WHAT YOU ARE ASKED TO DO: Copy out the lines that include the word "MODE".
——
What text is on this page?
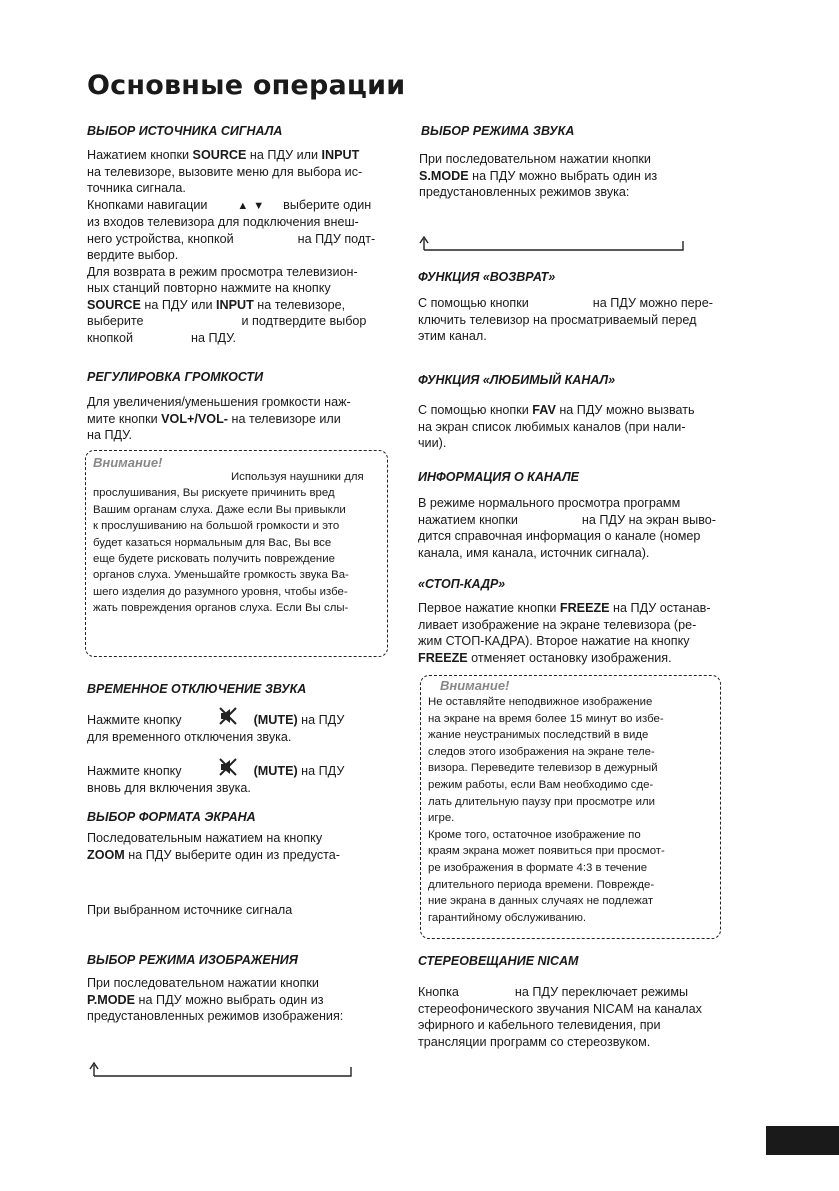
Основные операции
ВЫБОР ИСТОЧНИКА СИГНАЛА
Нажатием кнопки SOURCE на ПДУ или INPUT
на телевизоре, вызовите меню для выбора ис-
точника сигнала.
Кнопками навигации	▲▼ выберите один
из входов телевизора для подключения внеш-
него устройства, кнопкой	на ПДУ подт-
вердите выбор.
Для возврата в режим просмотра телевизион-
ных станций повторно нажмите на кнопку
SOURCE на ПДУ или INPUT на телевизоре,
выберите	и подтвердите выбор
кнопкой	на ПДУ.
РЕГУЛИРОВКА ГРОМКОСТИ
Для увеличения/уменьшения громкости наж-
мите кнопки VOL+/VOL- на телевизоре или
на ПДУ.
Внимание!
Используя наушники для
прослушивания, Вы рискуете причинить вред
Вашим органам слуха. Даже если Вы привыкли
к прослушиванию на большой громкости и это
будет казаться нормальным для Вас, Вы все
еще будете рисковать получить повреждение
органов слуха. Уменьшайте громкость звука Ва-
шего изделия до разумного уровня, чтобы избе-
жать повреждения органов слуха. Если Вы слы-
ВРЕМЕННОЕ ОТКЛЮЧЕНИЕ ЗВУКА
Нажмите кнопку	(MUTE) на ПДУ
для временного отключения звука.
Нажмите кнопку	(MUTE) на ПДУ
вновь для включения звука.
ВЫБОР ФОРМАТА ЭКРАНА
Последовательным нажатием на кнопку
ZOOM на ПДУ выберите один из предуста-
При выбранном источнике сигнала
ВЫБОР РЕЖИМА ИЗОБРАЖЕНИЯ
При последовательном нажатии кнопки
P.MODE на ПДУ можно выбрать один из
предустановленных режимов изображения:
ВЫБОР РЕЖИМА ЗВУКА
При последовательном нажатии кнопки
S.MODE на ПДУ можно выбрать один из
предустановленных режимов звука:
ФУНКЦИЯ «ВОЗВРАТ»
С помощью кнопки	на ПДУ можно пере-
ключить телевизор на просматриваемый перед
этим канал.
ФУНКЦИЯ «ЛЮБИМЫЙ КАНАЛ»
С помощью кнопки FAV на ПДУ можно вызвать
на экран список любимых каналов (при нали-
чии).
ИНФОРМАЦИЯ О КАНАЛЕ
В режиме нормального просмотра программ
нажатием кнопки	на ПДУ на экран выво-
дится справочная информация о канале (номер
канала, имя канала, источник сигнала).
«СТОП-КАДР»
Первое нажатие кнопки FREEZE на ПДУ останав-
ливает изображение на экране телевизора (ре-
жим СТОП-КАДРА). Второе нажатие на кнопку
FREEZE отменяет остановку изображения.
Внимание!
Не оставляйте неподвижное изображение
на экране на время более 15 минут во избе-
жание неустранимых последствий в виде
следов этого изображения на экране теле-
визора. Переведите телевизор в дежурный
режим работы, если Вам необходимо сде-
лать длительную паузу при просмотре или
игре.
Кроме того, остаточное изображение по
краям экрана может появиться при просмот-
ре изображения в формате 4:3 в течение
длительного периода времени. Поврежде-
ние экрана в данных случаях не подлежат
гарантийному обслуживанию.
СТЕРЕОВЕЩАНИЕ NICAM
Кнопка	на ПДУ переключает режимы
стереофонического звучания NICAM на каналах
эфирного и кабельного телевидения, при
трансляции программ со стереозвуком.
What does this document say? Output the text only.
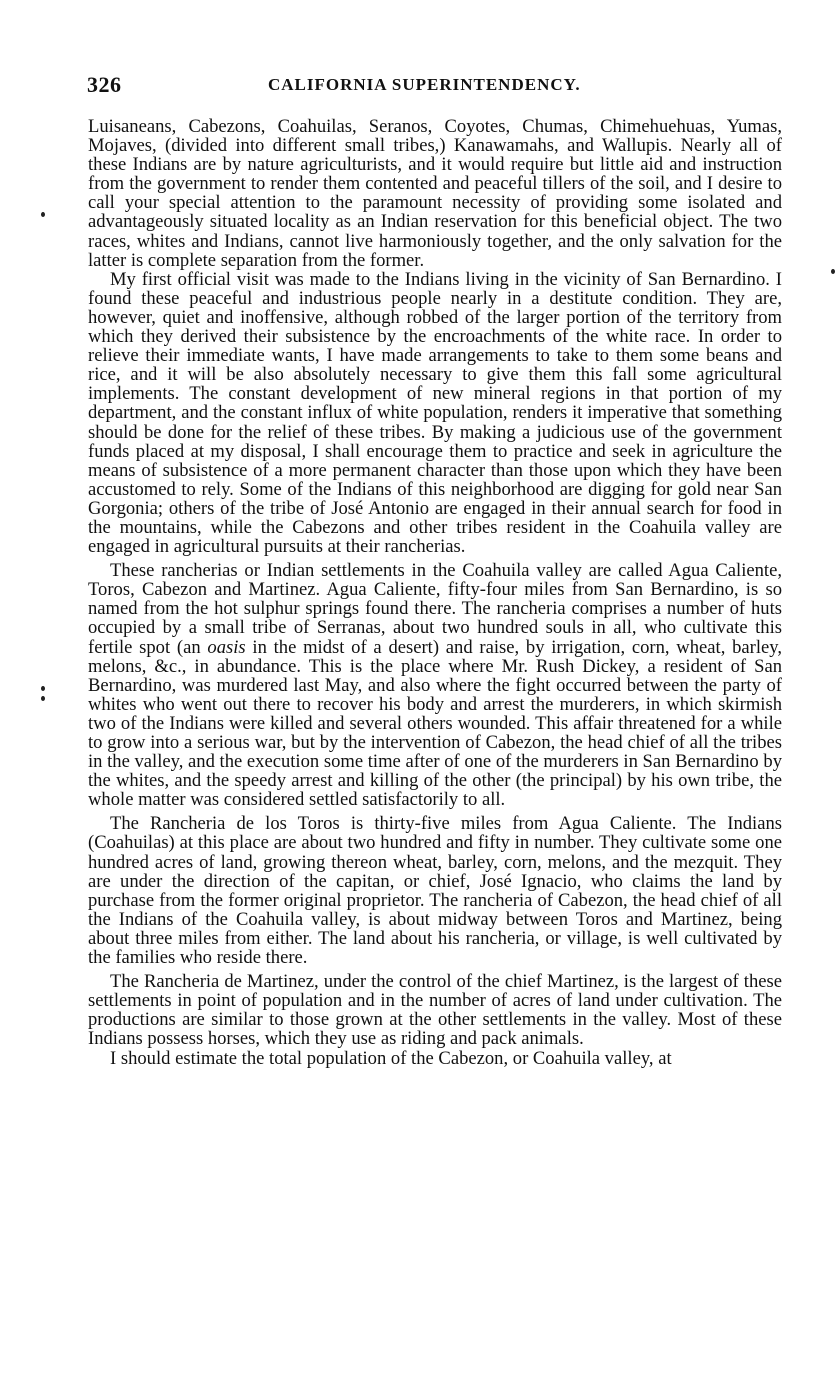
326	CALIFORNIA SUPERINTENDENCY.

Luisaneans, Cabezons, Coahuilas, Seranos, Coyotes, Chumas, Chimehuehuas, Yumas, Mojaves, (divided into different small tribes,) Kanawamahs, and Wallupis. Nearly all of these Indians are by nature agriculturists, and it would require but little aid and instruction from the government to render them contented and peaceful tillers of the soil, and I desire to call your special attention to the paramount necessity of providing some isolated and advantageously situated locality as an Indian reservation for this beneficial object. The two races, whites and Indians, cannot live harmoniously together, and the only salvation for the latter is complete separation from the former.

My first official visit was made to the Indians living in the vicinity of San Bernardino. I found these peaceful and industrious people nearly in a destitute condition. They are, however, quiet and inoffensive, although robbed of the larger portion of the territory from which they derived their subsistence by the encroachments of the white race. In order to relieve their immediate wants, I have made arrangements to take to them some beans and rice, and it will be also absolutely necessary to give them this fall some agricultural implements. The constant development of new mineral regions in that portion of my department, and the constant influx of white population, renders it imperative that something should be done for the relief of these tribes. By making a judicious use of the government funds placed at my disposal, I shall encourage them to practice and seek in agriculture the means of subsistence of a more permanent character than those upon which they have been accustomed to rely. Some of the Indians of this neighborhood are digging for gold near San Gorgonia; others of the tribe of José Antonio are engaged in their annual search for food in the mountains, while the Cabezons and other tribes resident in the Coahuila valley are engaged in agricultural pursuits at their rancherias.

These rancherias or Indian settlements in the Coahuila valley are called Agua Caliente, Toros, Cabezon and Martinez. Agua Caliente, fifty-four miles from San Bernardino, is so named from the hot sulphur springs found there. The rancheria comprises a number of huts occupied by a small tribe of Serranas, about two hundred souls in all, who cultivate this fertile spot (an oasis in the midst of a desert) and raise, by irrigation, corn, wheat, barley, melons, &c., in abundance. This is the place where Mr. Rush Dickey, a resident of San Bernardino, was murdered last May, and also where the fight occurred between the party of whites who went out there to recover his body and arrest the murderers, in which skirmish two of the Indians were killed and several others wounded. This affair threatened for a while to grow into a serious war, but by the intervention of Cabezon, the head chief of all the tribes in the valley, and the execution some time after of one of the murderers in San Bernardino by the whites, and the speedy arrest and killing of the other (the principal) by his own tribe, the whole matter was considered settled satisfactorily to all.

The Rancheria de los Toros is thirty-five miles from Agua Caliente. The Indians (Coahuilas) at this place are about two hundred and fifty in number. They cultivate some one hundred acres of land, growing thereon wheat, barley, corn, melons, and the mezquit. They are under the direction of the capitan, or chief, José Ignacio, who claims the land by purchase from the former original proprietor. The rancheria of Cabezon, the head chief of all the Indians of the Coahuila valley, is about midway between Toros and Martinez, being about three miles from either. The land about his rancheria, or village, is well cultivated by the families who reside there.

The Rancheria de Martinez, under the control of the chief Martinez, is the largest of these settlements in point of population and in the number of acres of land under cultivation. The productions are similar to those grown at the other settlements in the valley. Most of these Indians possess horses, which they use as riding and pack animals.

I should estimate the total population of the Cabezon, or Coahuila valley, at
——
RESPONSE TO THE TASK:
P.MODE на ПДУ можно выбрать один из
S.MODE на ПДУ можно выбрать один из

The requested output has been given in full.